►

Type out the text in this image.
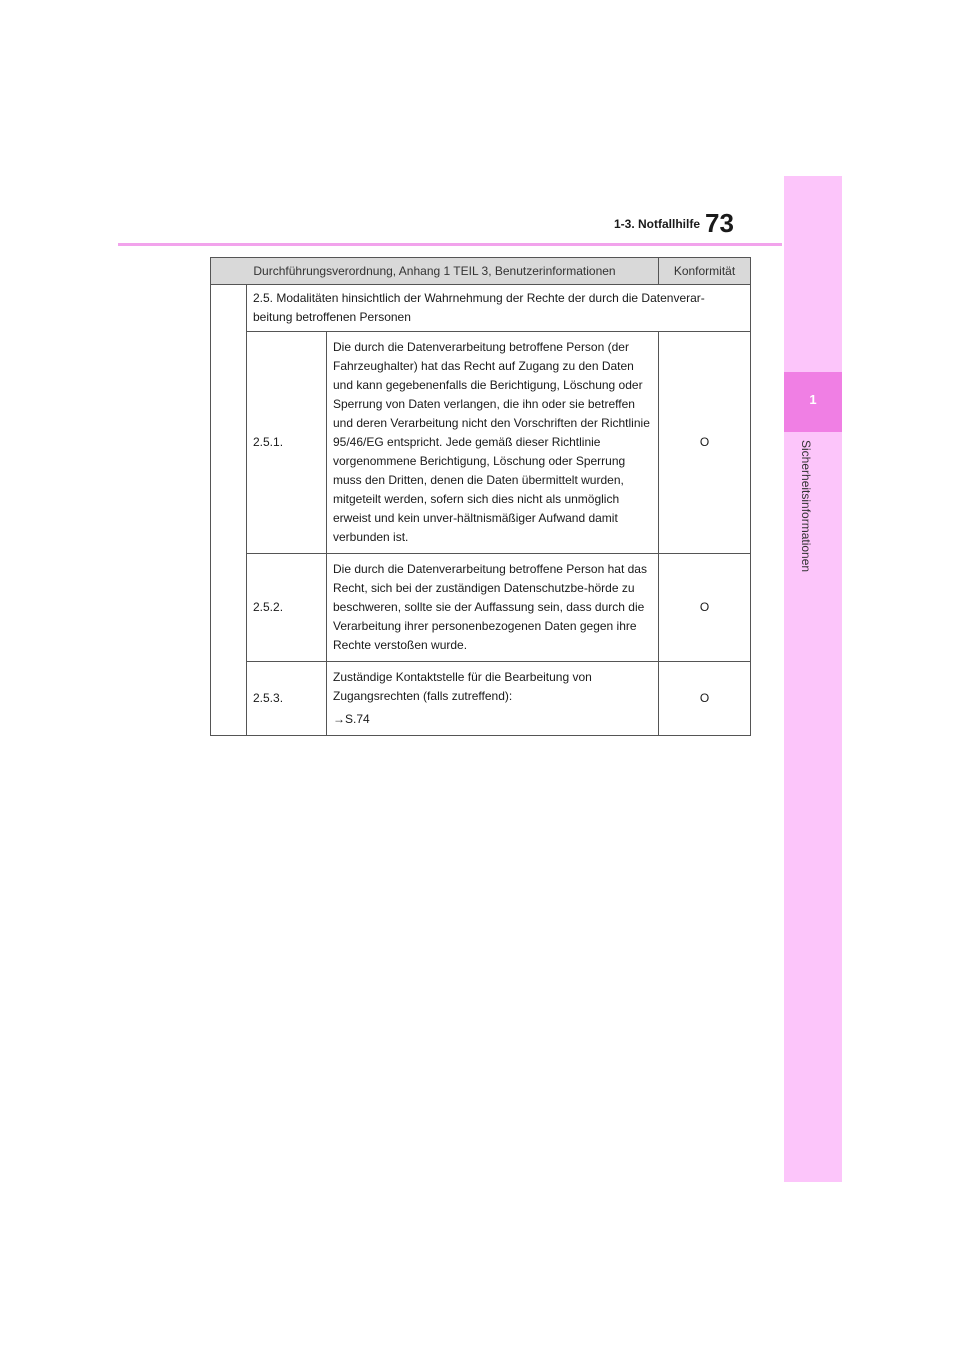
1-3. Notfallhilfe 73
1
Sicherheitsinformationen
Durchführungsverordnung, Anhang 1 TEIL 3, Benutzerinformationen			Konformität
	2.5. Modalitäten hinsichtlich der Wahrnehmung der Rechte der durch die Datenverar-beitung betroffenen Personen		
	2.5.1.	Die durch die Datenverarbeitung betroffene Person (der Fahrzeughalter) hat das Recht auf Zugang zu den Daten und kann gegebenenfalls die Berichtigung, Löschung oder Sperrung von Daten verlangen, die ihn oder sie betreffen und deren Verarbeitung nicht den Vorschriften der Richtlinie 95/46/EG entspricht. Jede gemäß dieser Richtlinie vorgenommene Berichtigung, Löschung oder Sperrung muss den Dritten, denen die Daten übermittelt wurden, mitgeteilt werden, sofern sich dies nicht als unmöglich erweist und kein unver-hältnismäßiger Aufwand damit verbunden ist.	O
	2.5.2.	Die durch die Datenverarbeitung betroffene Person hat das Recht, sich bei der zuständigen Datenschutzbe-hörde zu beschweren, sollte sie der Auffassung sein, dass durch die Verarbeitung ihrer personenbezogenen Daten gegen ihre Rechte verstoßen wurde.	O
	2.5.3.	Zuständige Kontaktstelle für die Bearbeitung von Zugangsrechten (falls zutreffend):
→S.74	O
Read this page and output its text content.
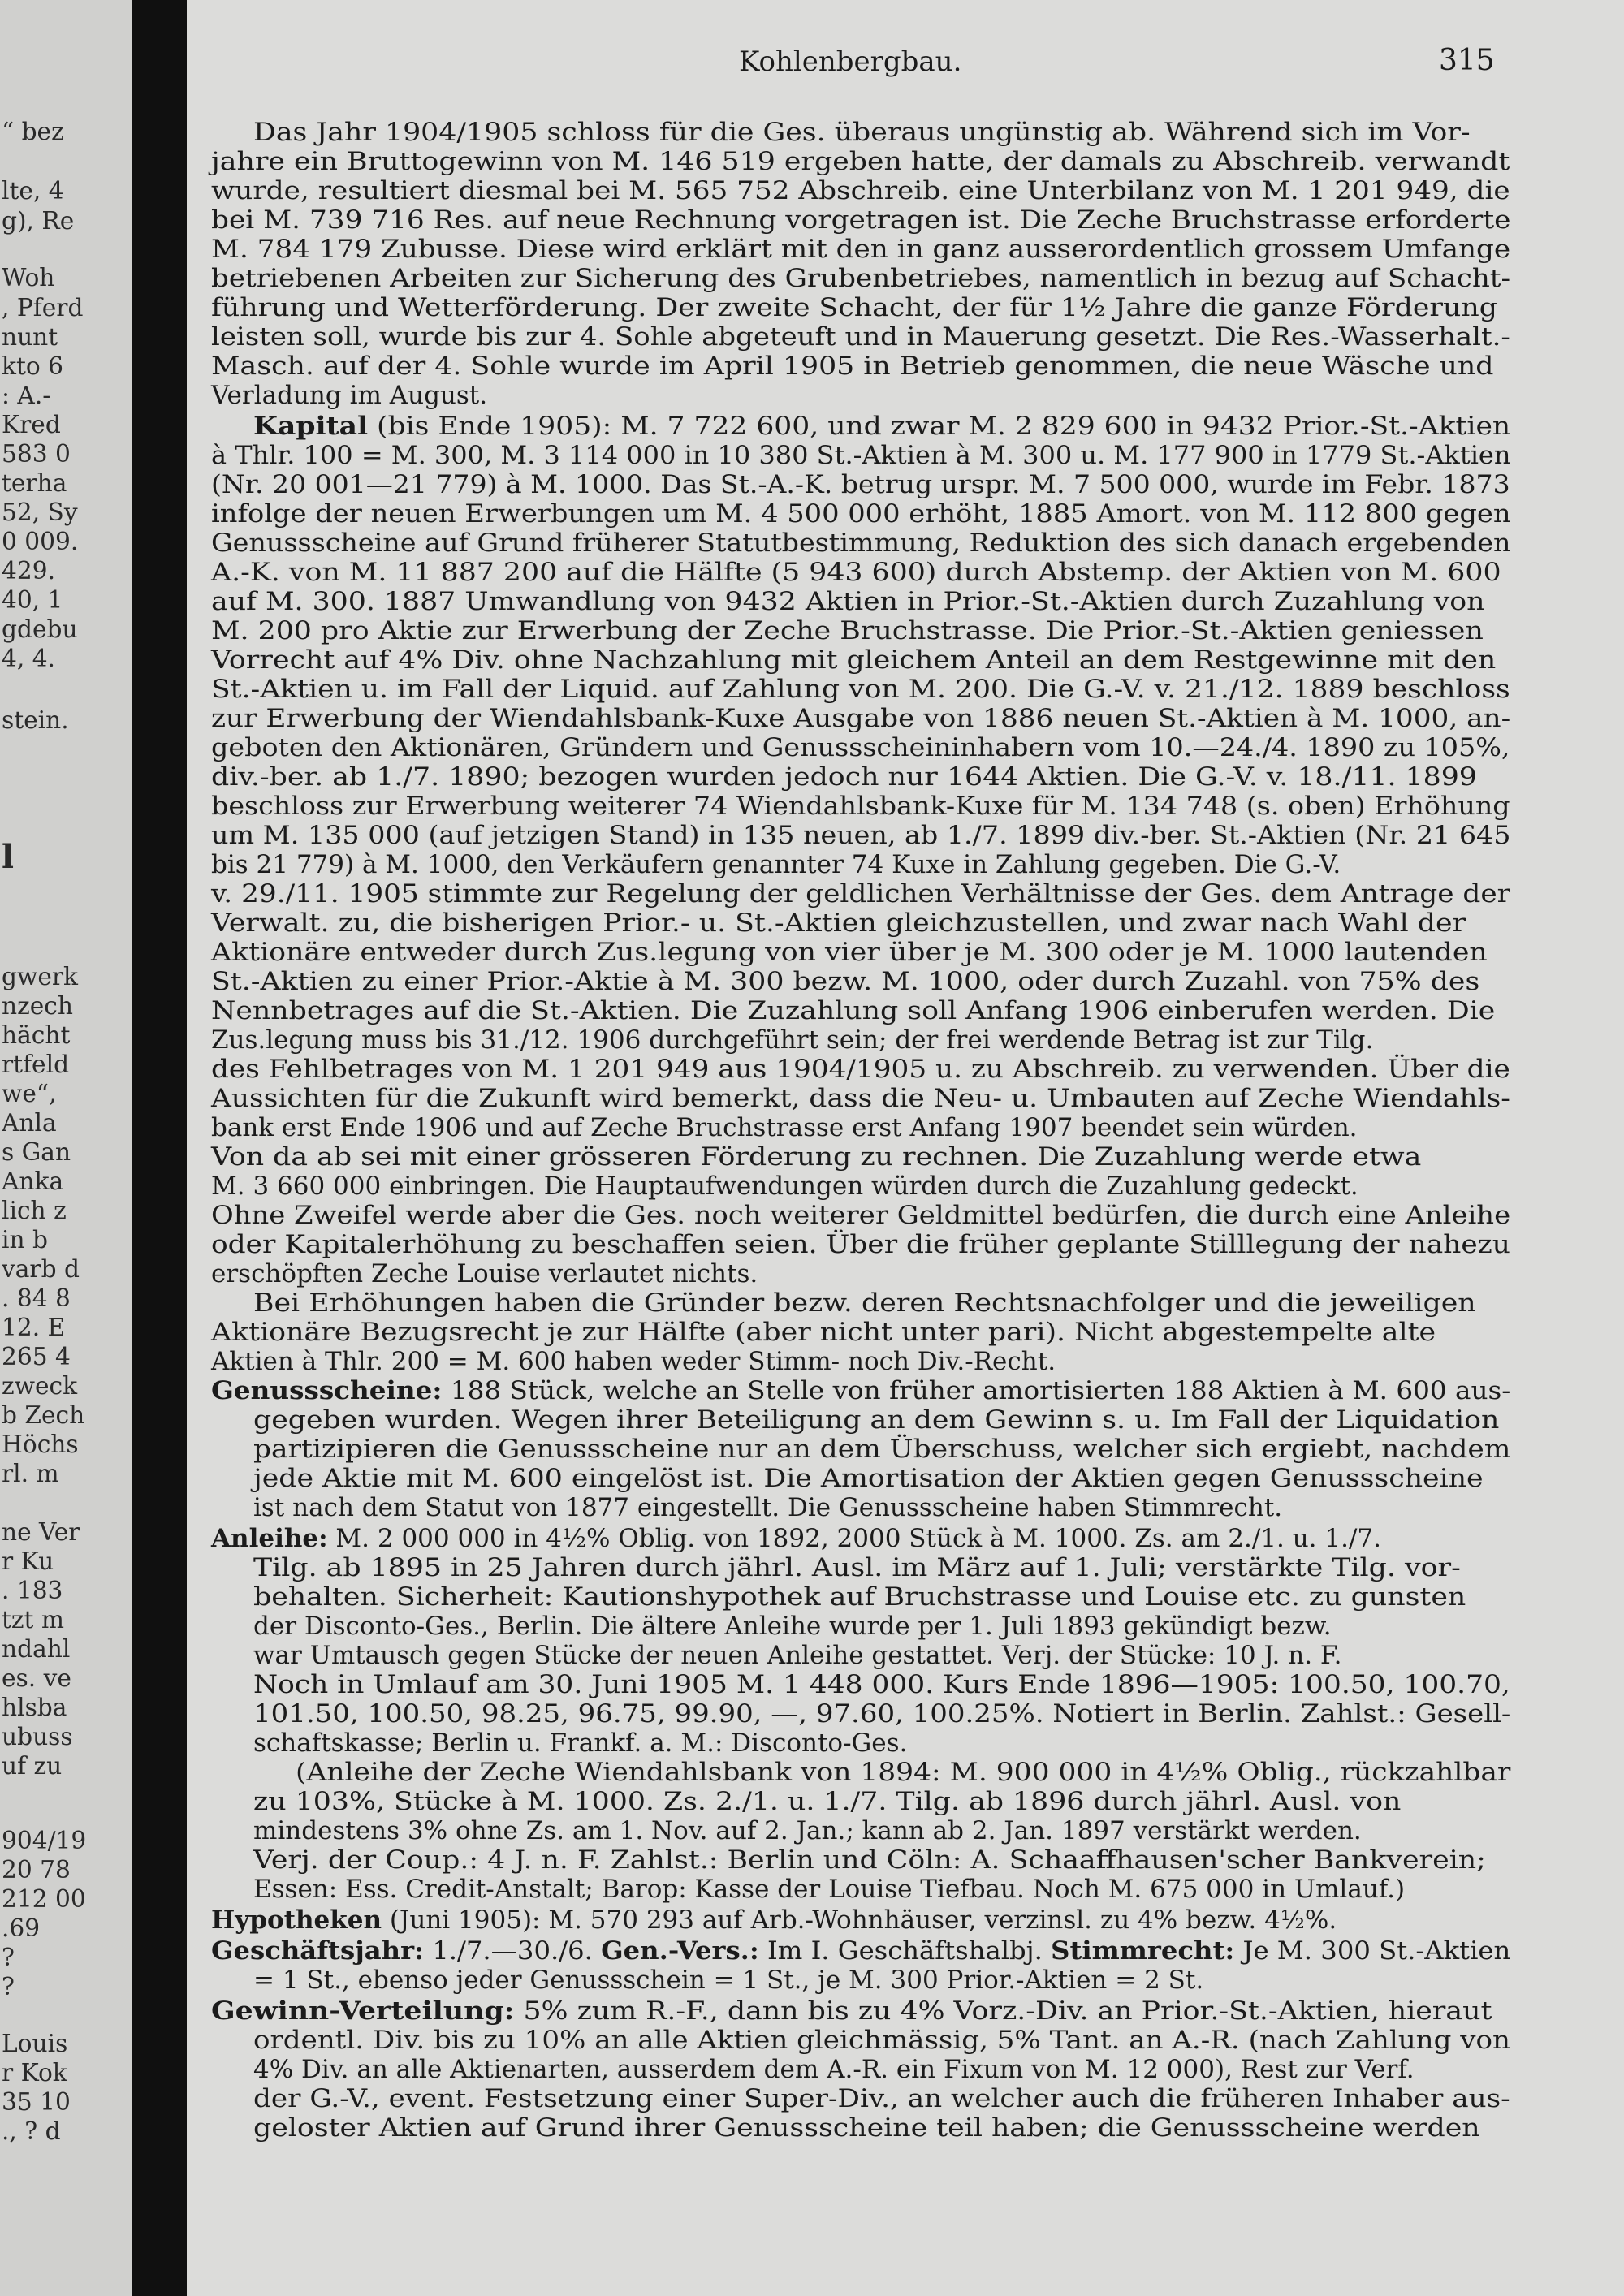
“ bez
lte, 4
g), Re
Woh
, Pferd
nunt
kto 6
: A.-
Kred
583 0
terha
52, Sy
0 009.
429.
40, 1
gdebu
4, 4.
stein.
l
gwerk
nzech
hächt
rtfeld
we“,
Anla
s Gan
Anka
lich z
in b
varb d
. 84 8
12. E
265 4
zweck
b Zech
Höchs
rl. m
ne Ver
r Ku
. 183
tzt m
ndahl
es. ve
hlsba
ubuss
uf zu
904/19
20 78
212 00
.69
?
?
Louis
r Kok
35 10
., ? d
Kohlenbergbau.	315
Das Jahr 1904/1905 schloss für die Ges. überaus ungünstig ab. Während sich im Vor-
jahre ein Bruttogewinn von M. 146 519 ergeben hatte, der damals zu Abschreib. verwandt
wurde, resultiert diesmal bei M. 565 752 Abschreib. eine Unterbilanz von M. 1 201 949, die
bei M. 739 716 Res. auf neue Rechnung vorgetragen ist. Die Zeche Bruchstrasse erforderte
M. 784 179 Zubusse. Diese wird erklärt mit den in ganz ausserordentlich grossem Umfange
betriebenen Arbeiten zur Sicherung des Grubenbetriebes, namentlich in bezug auf Schacht-
führung und Wetterförderung. Der zweite Schacht, der für 1½ Jahre die ganze Förderung
leisten soll, wurde bis zur 4. Sohle abgeteuft und in Mauerung gesetzt. Die Res.-Wasserhalt.-
Masch. auf der 4. Sohle wurde im April 1905 in Betrieb genommen, die neue Wäsche und
Verladung im August.
Kapital (bis Ende 1905): M. 7 722 600, und zwar M. 2 829 600 in 9432 Prior.-St.-Aktien
à Thlr. 100 = M. 300, M. 3 114 000 in 10 380 St.-Aktien à M. 300 u. M. 177 900 in 1779 St.-Aktien
(Nr. 20 001—21 779) à M. 1000. Das St.-A.-K. betrug urspr. M. 7 500 000, wurde im Febr. 1873
infolge der neuen Erwerbungen um M. 4 500 000 erhöht, 1885 Amort. von M. 112 800 gegen
Genussscheine auf Grund früherer Statutbestimmung, Reduktion des sich danach ergebenden
A.-K. von M. 11 887 200 auf die Hälfte (5 943 600) durch Abstemp. der Aktien von M. 600
auf M. 300. 1887 Umwandlung von 9432 Aktien in Prior.-St.-Aktien durch Zuzahlung von
M. 200 pro Aktie zur Erwerbung der Zeche Bruchstrasse. Die Prior.-St.-Aktien geniessen
Vorrecht auf 4% Div. ohne Nachzahlung mit gleichem Anteil an dem Restgewinne mit den
St.-Aktien u. im Fall der Liquid. auf Zahlung von M. 200. Die G.-V. v. 21./12. 1889 beschloss
zur Erwerbung der Wiendahlsbank-Kuxe Ausgabe von 1886 neuen St.-Aktien à M. 1000, an-
geboten den Aktionären, Gründern und Genussscheininhabern vom 10.—24./4. 1890 zu 105%,
div.-ber. ab 1./7. 1890; bezogen wurden jedoch nur 1644 Aktien. Die G.-V. v. 18./11. 1899
beschloss zur Erwerbung weiterer 74 Wiendahlsbank-Kuxe für M. 134 748 (s. oben) Erhöhung
um M. 135 000 (auf jetzigen Stand) in 135 neuen, ab 1./7. 1899 div.-ber. St.-Aktien (Nr. 21 645
bis 21 779) à M. 1000, den Verkäufern genannter 74 Kuxe in Zahlung gegeben. Die G.-V.
v. 29./11. 1905 stimmte zur Regelung der geldlichen Verhältnisse der Ges. dem Antrage der
Verwalt. zu, die bisherigen Prior.- u. St.-Aktien gleichzustellen, und zwar nach Wahl der
Aktionäre entweder durch Zus.legung von vier über je M. 300 oder je M. 1000 lautenden
St.-Aktien zu einer Prior.-Aktie à M. 300 bezw. M. 1000, oder durch Zuzahl. von 75% des
Nennbetrages auf die St.-Aktien. Die Zuzahlung soll Anfang 1906 einberufen werden. Die
Zus.legung muss bis 31./12. 1906 durchgeführt sein; der frei werdende Betrag ist zur Tilg.
des Fehlbetrages von M. 1 201 949 aus 1904/1905 u. zu Abschreib. zu verwenden. Über die
Aussichten für die Zukunft wird bemerkt, dass die Neu- u. Umbauten auf Zeche Wiendahls-
bank erst Ende 1906 und auf Zeche Bruchstrasse erst Anfang 1907 beendet sein würden.
Von da ab sei mit einer grösseren Förderung zu rechnen. Die Zuzahlung werde etwa
M. 3 660 000 einbringen. Die Hauptaufwendungen würden durch die Zuzahlung gedeckt.
Ohne Zweifel werde aber die Ges. noch weiterer Geldmittel bedürfen, die durch eine Anleihe
oder Kapitalerhöhung zu beschaffen seien. Über die früher geplante Stilllegung der nahezu
erschöpften Zeche Louise verlautet nichts.
Bei Erhöhungen haben die Gründer bezw. deren Rechtsnachfolger und die jeweiligen
Aktionäre Bezugsrecht je zur Hälfte (aber nicht unter pari). Nicht abgestempelte alte
Aktien à Thlr. 200 = M. 600 haben weder Stimm- noch Div.-Recht.
Genussscheine: 188 Stück, welche an Stelle von früher amortisierten 188 Aktien à M. 600 aus-
gegeben wurden. Wegen ihrer Beteiligung an dem Gewinn s. u. Im Fall der Liquidation
partizipieren die Genussscheine nur an dem Überschuss, welcher sich ergiebt, nachdem
jede Aktie mit M. 600 eingelöst ist. Die Amortisation der Aktien gegen Genussscheine
ist nach dem Statut von 1877 eingestellt. Die Genussscheine haben Stimmrecht.
Anleihe: M. 2 000 000 in 4½% Oblig. von 1892, 2000 Stück à M. 1000. Zs. am 2./1. u. 1./7.
Tilg. ab 1895 in 25 Jahren durch jährl. Ausl. im März auf 1. Juli; verstärkte Tilg. vor-
behalten. Sicherheit: Kautionshypothek auf Bruchstrasse und Louise etc. zu gunsten
der Disconto-Ges., Berlin. Die ältere Anleihe wurde per 1. Juli 1893 gekündigt bezw.
war Umtausch gegen Stücke der neuen Anleihe gestattet. Verj. der Stücke: 10 J. n. F.
Noch in Umlauf am 30. Juni 1905 M. 1 448 000. Kurs Ende 1896—1905: 100.50, 100.70,
101.50, 100.50, 98.25, 96.75, 99.90, —, 97.60, 100.25%. Notiert in Berlin. Zahlst.: Gesell-
schaftskasse; Berlin u. Frankf. a. M.: Disconto-Ges.
(Anleihe der Zeche Wiendahlsbank von 1894: M. 900 000 in 4½% Oblig., rückzahlbar
zu 103%, Stücke à M. 1000. Zs. 2./1. u. 1./7. Tilg. ab 1896 durch jährl. Ausl. von
mindestens 3% ohne Zs. am 1. Nov. auf 2. Jan.; kann ab 2. Jan. 1897 verstärkt werden.
Verj. der Coup.: 4 J. n. F. Zahlst.: Berlin und Cöln: A. Schaaffhausen'scher Bankverein;
Essen: Ess. Credit-Anstalt; Barop: Kasse der Louise Tiefbau. Noch M. 675 000 in Umlauf.)
Hypotheken (Juni 1905): M. 570 293 auf Arb.-Wohnhäuser, verzinsl. zu 4% bezw. 4½%.
Geschäftsjahr: 1./7.—30./6. Gen.-Vers.: Im I. Geschäftshalbj. Stimmrecht: Je M. 300 St.-Aktien
= 1 St., ebenso jeder Genussschein = 1 St., je M. 300 Prior.-Aktien = 2 St.
Gewinn-Verteilung: 5% zum R.-F., dann bis zu 4% Vorz.-Div. an Prior.-St.-Aktien, hieraut
ordentl. Div. bis zu 10% an alle Aktien gleichmässig, 5% Tant. an A.-R. (nach Zahlung von
4% Div. an alle Aktienarten, ausserdem dem A.-R. ein Fixum von M. 12 000), Rest zur Verf.
der G.-V., event. Festsetzung einer Super-Div., an welcher auch die früheren Inhaber aus-
geloster Aktien auf Grund ihrer Genussscheine teil haben; die Genussscheine werden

◄

Say how many lines in this material hold "wird", and say nothing else.

2